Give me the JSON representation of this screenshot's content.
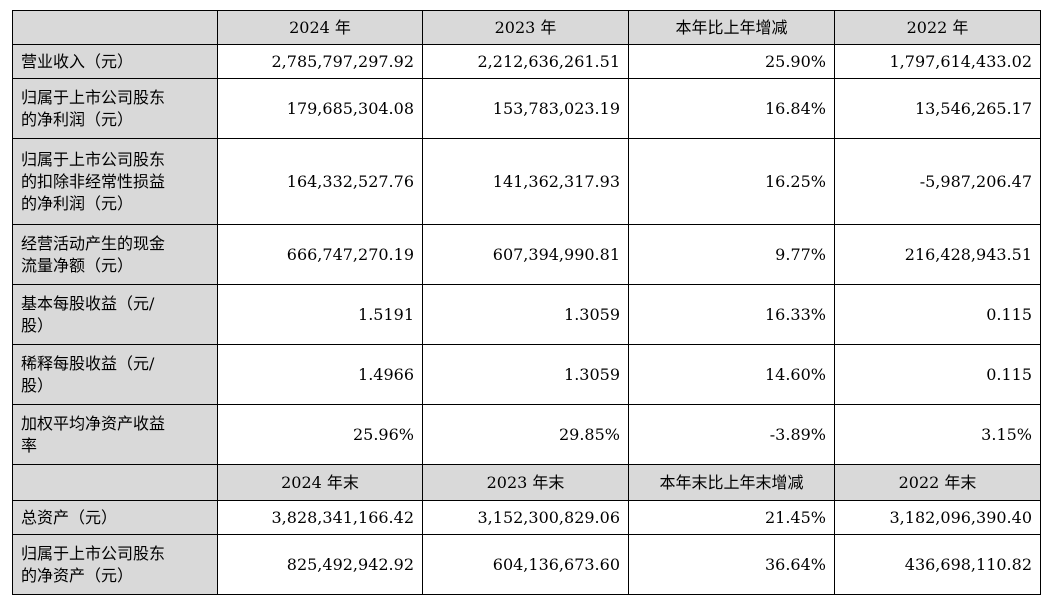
{
  "table": {
    "header1": [
      "2024 年",
      "2023 年",
      "本年比上年增减",
      "2022 年"
    ],
    "section1": [
      {
        "label": [
          "营业收入（元）"
        ],
        "values": [
          "2,785,797,297.92",
          "2,212,636,261.51",
          "25.90%",
          "1,797,614,433.02"
        ]
      },
      {
        "label": [
          "归属于上市公司股东",
          "的净利润（元）"
        ],
        "values": [
          "179,685,304.08",
          "153,783,023.19",
          "16.84%",
          "13,546,265.17"
        ]
      },
      {
        "label": [
          "归属于上市公司股东",
          "的扣除非经常性损益",
          "的净利润（元）"
        ],
        "values": [
          "164,332,527.76",
          "141,362,317.93",
          "16.25%",
          "-5,987,206.47"
        ]
      },
      {
        "label": [
          "经营活动产生的现金",
          "流量净额（元）"
        ],
        "values": [
          "666,747,270.19",
          "607,394,990.81",
          "9.77%",
          "216,428,943.51"
        ]
      },
      {
        "label": [
          "基本每股收益（元/",
          "股）"
        ],
        "values": [
          "1.5191",
          "1.3059",
          "16.33%",
          "0.115"
        ]
      },
      {
        "label": [
          "稀释每股收益（元/",
          "股）"
        ],
        "values": [
          "1.4966",
          "1.3059",
          "14.60%",
          "0.115"
        ]
      },
      {
        "label": [
          "加权平均净资产收益",
          "率"
        ],
        "values": [
          "25.96%",
          "29.85%",
          "-3.89%",
          "3.15%"
        ]
      }
    ],
    "header2": [
      "2024 年末",
      "2023 年末",
      "本年末比上年末增减",
      "2022 年末"
    ],
    "section2": [
      {
        "label": [
          "总资产（元）"
        ],
        "values": [
          "3,828,341,166.42",
          "3,152,300,829.06",
          "21.45%",
          "3,182,096,390.40"
        ]
      },
      {
        "label": [
          "归属于上市公司股东",
          "的净资产（元）"
        ],
        "values": [
          "825,492,942.92",
          "604,136,673.60",
          "36.64%",
          "436,698,110.82"
        ]
      }
    ]
  }
}
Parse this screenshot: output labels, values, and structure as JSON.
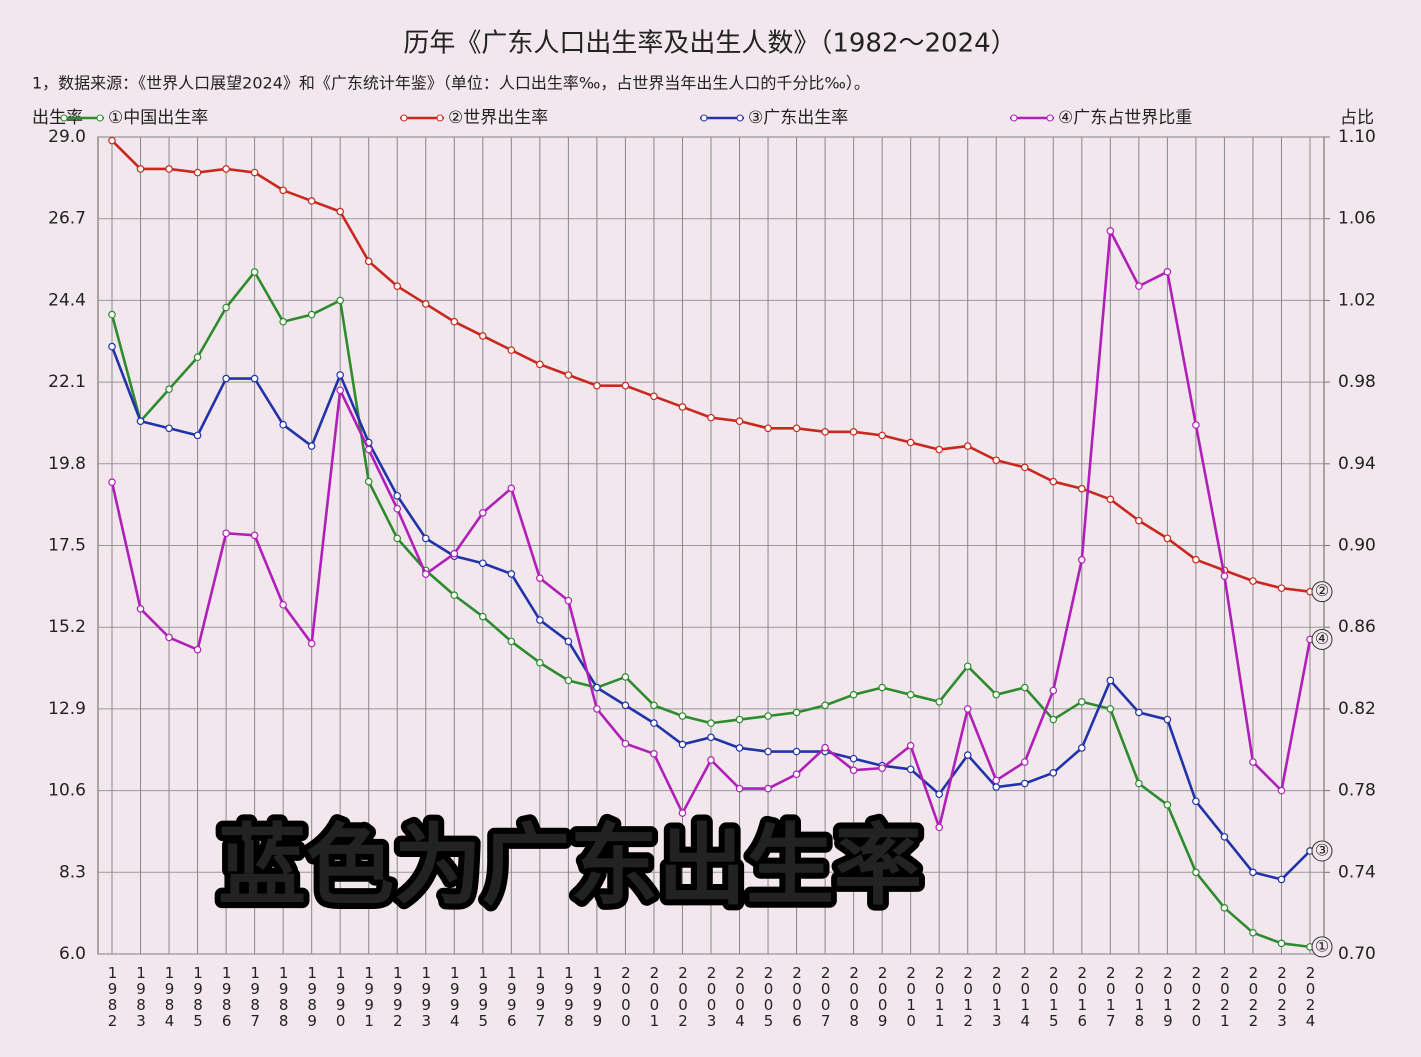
{
  "chart_data": {
    "type": "line",
    "title": "历年《广东人口出生率及出生人数》（1982～2024）",
    "subtitle": "1，数据来源：《世界人口展望2024》和《广东统计年鉴》（单位：人口出生率‰，占世界当年出生人口的千分比‰）。",
    "y_label": "出生率",
    "y2_label": "占比",
    "annotation": "蓝色为广东出生率",
    "grid": true,
    "categories": [
      "1982",
      "1983",
      "1984",
      "1985",
      "1986",
      "1987",
      "1988",
      "1989",
      "1990",
      "1991",
      "1992",
      "1993",
      "1994",
      "1995",
      "1996",
      "1997",
      "1998",
      "1999",
      "2000",
      "2001",
      "2002",
      "2003",
      "2004",
      "2005",
      "2006",
      "2007",
      "2008",
      "2009",
      "2010",
      "2011",
      "2012",
      "2013",
      "2014",
      "2015",
      "2016",
      "2017",
      "2018",
      "2019",
      "2020",
      "2021",
      "2022",
      "2023",
      "2024"
    ],
    "ylim": [
      6,
      29
    ],
    "yticks": [
      {
        "value": 6,
        "label": "6.0"
      },
      8.3,
      10.6,
      12.9,
      15.2,
      17.5,
      19.8,
      22.1,
      24.4,
      26.7,
      {
        "value": 29,
        "label": "29.0"
      }
    ],
    "y2lim": [
      0.7,
      1.1
    ],
    "y2ticks": [
      {
        "value": 0.7,
        "label": "0.70"
      },
      0.74,
      0.78,
      0.82,
      0.86,
      {
        "value": 0.9,
        "label": "0.90"
      },
      0.94,
      0.98,
      1.02,
      1.06,
      {
        "value": 1.1,
        "label": "1.10"
      }
    ],
    "series": [
      {
        "name": "①中国出生率",
        "end_label": "①",
        "color": "#2e8b2e",
        "values": [
          24.0,
          21.0,
          21.9,
          22.8,
          24.2,
          25.2,
          23.8,
          24.0,
          24.4,
          19.3,
          17.7,
          16.8,
          16.1,
          15.5,
          14.8,
          14.2,
          13.7,
          13.5,
          13.8,
          13.0,
          12.7,
          12.5,
          12.6,
          12.7,
          12.8,
          13.0,
          13.3,
          13.5,
          13.3,
          13.1,
          14.1,
          13.3,
          13.5,
          12.6,
          13.1,
          12.9,
          10.8,
          10.2,
          8.3,
          7.3,
          6.6,
          6.3,
          6.2
        ]
      },
      {
        "name": "②世界出生率",
        "end_label": "②",
        "color": "#c8281e",
        "values": [
          28.9,
          28.1,
          28.1,
          28.0,
          28.1,
          28.0,
          27.5,
          27.2,
          26.9,
          25.5,
          24.8,
          24.3,
          23.8,
          23.4,
          23.0,
          22.6,
          22.3,
          22.0,
          22.0,
          21.7,
          21.4,
          21.1,
          21.0,
          20.8,
          20.8,
          20.7,
          20.7,
          20.6,
          20.4,
          20.2,
          20.3,
          19.9,
          19.7,
          19.3,
          19.1,
          18.8,
          18.2,
          17.7,
          17.1,
          16.8,
          16.5,
          16.3,
          16.2
        ]
      },
      {
        "name": "③广东出生率",
        "end_label": "③",
        "color": "#2233aa",
        "values": [
          23.1,
          21.0,
          20.8,
          20.6,
          22.2,
          22.2,
          20.9,
          20.3,
          22.3,
          20.4,
          18.9,
          17.7,
          17.2,
          17.0,
          16.7,
          15.4,
          14.8,
          13.5,
          13.0,
          12.5,
          11.9,
          12.1,
          11.8,
          11.7,
          11.7,
          11.7,
          11.5,
          11.3,
          11.2,
          10.5,
          11.6,
          10.7,
          10.8,
          11.1,
          11.8,
          13.7,
          12.8,
          12.6,
          10.3,
          9.3,
          8.3,
          8.1,
          8.9
        ]
      },
      {
        "name": "④广东占世界比重",
        "end_label": "④",
        "color": "#b020b8",
        "axis": "y2",
        "values": [
          0.931,
          0.869,
          0.855,
          0.849,
          0.906,
          0.905,
          0.871,
          0.852,
          0.976,
          0.947,
          0.918,
          0.886,
          0.896,
          0.916,
          0.928,
          0.884,
          0.873,
          0.82,
          0.803,
          0.798,
          0.769,
          0.795,
          0.781,
          0.781,
          0.788,
          0.801,
          0.79,
          0.791,
          0.802,
          0.762,
          0.82,
          0.785,
          0.794,
          0.829,
          0.893,
          1.054,
          1.027,
          1.034,
          0.959,
          0.885,
          0.794,
          0.78,
          0.854
        ]
      }
    ]
  }
}
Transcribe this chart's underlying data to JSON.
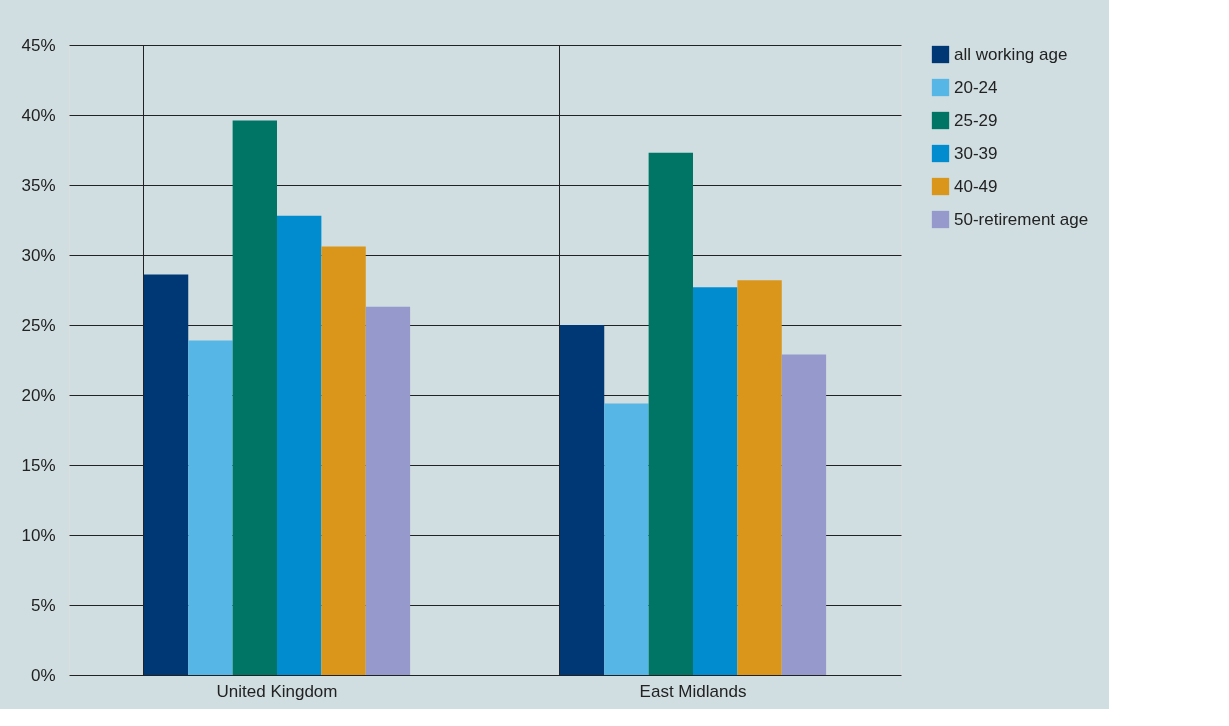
{
  "chart_data": {
    "type": "bar",
    "categories": [
      "United Kingdom",
      "East Midlands"
    ],
    "series": [
      {
        "name": "all working age",
        "color": "#003876",
        "values": [
          28.6,
          25.0
        ]
      },
      {
        "name": "20-24",
        "color": "#56b6e6",
        "values": [
          23.9,
          19.4
        ]
      },
      {
        "name": "25-29",
        "color": "#007566",
        "values": [
          39.6,
          37.3
        ]
      },
      {
        "name": "30-39",
        "color": "#008ccf",
        "values": [
          32.8,
          27.7
        ]
      },
      {
        "name": "40-49",
        "color": "#d9961a",
        "values": [
          30.6,
          28.2
        ]
      },
      {
        "name": "50-retirement age",
        "color": "#9599cc",
        "values": [
          26.3,
          22.9
        ]
      }
    ],
    "ylim": [
      0,
      45
    ],
    "yticks": [
      {
        "value": 0,
        "label": "0%"
      },
      {
        "value": 5,
        "label": "5%"
      },
      {
        "value": 10,
        "label": "10%"
      },
      {
        "value": 15,
        "label": "15%"
      },
      {
        "value": 20,
        "label": "20%"
      },
      {
        "value": 25,
        "label": "25%"
      },
      {
        "value": 30,
        "label": "30%"
      },
      {
        "value": 35,
        "label": "35%"
      },
      {
        "value": 40,
        "label": "40%"
      },
      {
        "value": 45,
        "label": "45%"
      }
    ],
    "grid": true,
    "legend": "top right"
  }
}
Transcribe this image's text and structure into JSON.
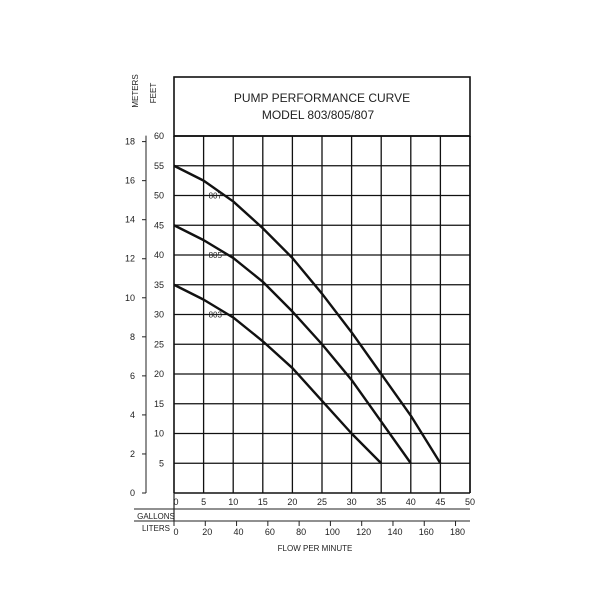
{
  "chart_data": {
    "type": "line",
    "title": "PUMP PERFORMANCE CURVE",
    "subtitle": "MODEL 803/805/807",
    "xlabel": "FLOW PER MINUTE",
    "x_unit_labels": {
      "gallons": "GALLONS",
      "liters": "LITERS"
    },
    "y_unit_labels": {
      "meters": "METERS",
      "feet": "FEET"
    },
    "xlim": [
      0,
      50
    ],
    "ylim": [
      0,
      60
    ],
    "x_ticks": [
      "5",
      "10",
      "15",
      "20",
      "25",
      "30",
      "35",
      "40",
      "45",
      "50"
    ],
    "x0_label": "0",
    "liter_ticks": [
      "0",
      "20",
      "40",
      "60",
      "80",
      "100",
      "120",
      "140",
      "160",
      "180"
    ],
    "feet_ticks": [
      "5",
      "10",
      "15",
      "20",
      "25",
      "30",
      "35",
      "40",
      "45",
      "50",
      "55",
      "60"
    ],
    "meter_ticks": [
      "0",
      "2",
      "4",
      "6",
      "8",
      "10",
      "12",
      "14",
      "16",
      "18"
    ],
    "grid": true,
    "series": [
      {
        "name": "803",
        "x": [
          0,
          5,
          10,
          15,
          20,
          25,
          30,
          35
        ],
        "y": [
          35,
          32.5,
          29.5,
          25.5,
          21,
          15.5,
          10,
          5
        ]
      },
      {
        "name": "805",
        "x": [
          0,
          5,
          10,
          15,
          20,
          25,
          30,
          35,
          40
        ],
        "y": [
          45,
          42.5,
          39.5,
          35.5,
          30.5,
          25,
          19,
          12,
          5
        ]
      },
      {
        "name": "807",
        "x": [
          0,
          5,
          10,
          15,
          20,
          25,
          30,
          35,
          40,
          45
        ],
        "y": [
          55,
          52.5,
          49,
          44.5,
          39.5,
          33.5,
          27,
          20,
          13,
          5
        ]
      }
    ]
  }
}
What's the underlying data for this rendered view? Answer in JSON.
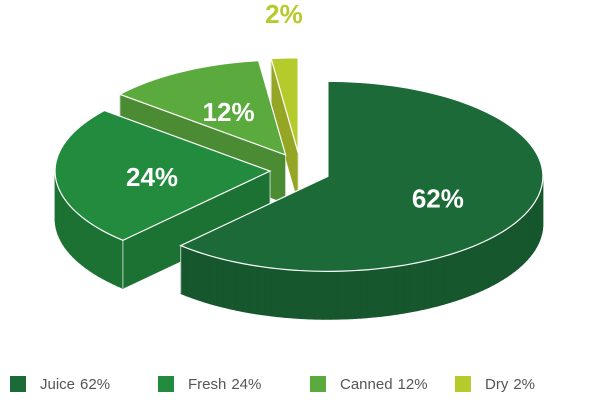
{
  "chart_data": {
    "type": "pie3d",
    "categories": [
      "Juice",
      "Fresh",
      "Canned",
      "Dry"
    ],
    "values": [
      62,
      24,
      12,
      2
    ],
    "value_labels": [
      "62%",
      "24%",
      "12%",
      "2%"
    ],
    "colors": [
      "#1b6a37",
      "#228b3d",
      "#5aaa3e",
      "#b5cb2c"
    ],
    "legend": "bottom"
  }
}
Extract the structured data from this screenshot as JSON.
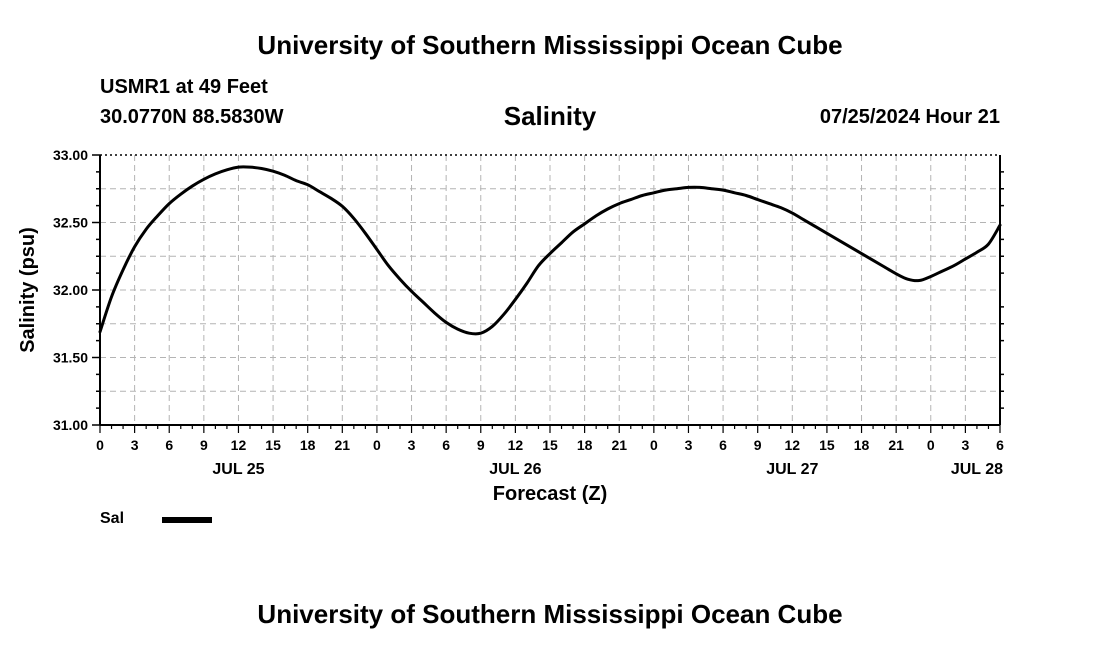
{
  "header": {
    "top_title": "University of Southern Mississippi Ocean Cube",
    "station": "USMR1 at 49 Feet",
    "coords": "30.0770N  88.5830W",
    "chart_title": "Salinity",
    "datetime": "07/25/2024 Hour 21",
    "bottom_title": "University of Southern Mississippi Ocean Cube"
  },
  "legend": {
    "label": "Sal"
  },
  "chart_data": {
    "type": "line",
    "title": "Salinity",
    "xlabel": "Forecast (Z)",
    "ylabel": "Salinity (psu)",
    "ylim": [
      31.0,
      33.0
    ],
    "xlim": [
      0,
      78
    ],
    "y_ticks": [
      "31.00",
      "31.50",
      "32.00",
      "32.50",
      "33.00"
    ],
    "x_tick_labels": [
      "0",
      "3",
      "6",
      "9",
      "12",
      "15",
      "18",
      "21",
      "0",
      "3",
      "6",
      "9",
      "12",
      "15",
      "18",
      "21",
      "0",
      "3",
      "6",
      "9",
      "12",
      "15",
      "18",
      "21",
      "0",
      "3",
      "6"
    ],
    "day_labels": [
      {
        "label": "JUL 25",
        "hour": 12
      },
      {
        "label": "JUL 26",
        "hour": 36
      },
      {
        "label": "JUL 27",
        "hour": 60
      },
      {
        "label": "JUL 28",
        "hour": 76
      }
    ],
    "grid": true,
    "series": [
      {
        "name": "Sal",
        "color": "#000000",
        "x": [
          0,
          1,
          2,
          3,
          4,
          5,
          6,
          7,
          8,
          9,
          10,
          11,
          12,
          13,
          14,
          15,
          16,
          17,
          18,
          19,
          20,
          21,
          22,
          23,
          24,
          25,
          26,
          27,
          28,
          29,
          30,
          31,
          32,
          33,
          34,
          35,
          36,
          37,
          38,
          39,
          40,
          41,
          42,
          43,
          44,
          45,
          46,
          47,
          48,
          49,
          50,
          51,
          52,
          53,
          54,
          55,
          56,
          57,
          58,
          59,
          60,
          61,
          62,
          63,
          64,
          65,
          66,
          67,
          68,
          69,
          70,
          71,
          72,
          73,
          74,
          75,
          76,
          77,
          78
        ],
        "values": [
          31.69,
          31.95,
          32.15,
          32.32,
          32.45,
          32.55,
          32.64,
          32.71,
          32.77,
          32.82,
          32.86,
          32.89,
          32.91,
          32.91,
          32.9,
          32.88,
          32.85,
          32.81,
          32.78,
          32.73,
          32.68,
          32.62,
          32.53,
          32.42,
          32.3,
          32.18,
          32.08,
          31.99,
          31.91,
          31.83,
          31.76,
          31.71,
          31.68,
          31.68,
          31.73,
          31.82,
          31.93,
          32.05,
          32.18,
          32.27,
          32.35,
          32.43,
          32.49,
          32.55,
          32.6,
          32.64,
          32.67,
          32.7,
          32.72,
          32.74,
          32.75,
          32.76,
          32.76,
          32.75,
          32.74,
          32.72,
          32.7,
          32.67,
          32.64,
          32.61,
          32.57,
          32.52,
          32.47,
          32.42,
          32.37,
          32.32,
          32.27,
          32.22,
          32.17,
          32.12,
          32.08,
          32.07,
          32.1,
          32.14,
          32.18,
          32.23,
          32.28,
          32.34,
          32.48
        ]
      }
    ]
  }
}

◆ **Written instruction**
Which lines include the word "underlying"? List them all.

◆ **Task solution**
Transcribe this chart's underlying data to JSON.
What's the underlying data for this rendered view? Answer in JSON.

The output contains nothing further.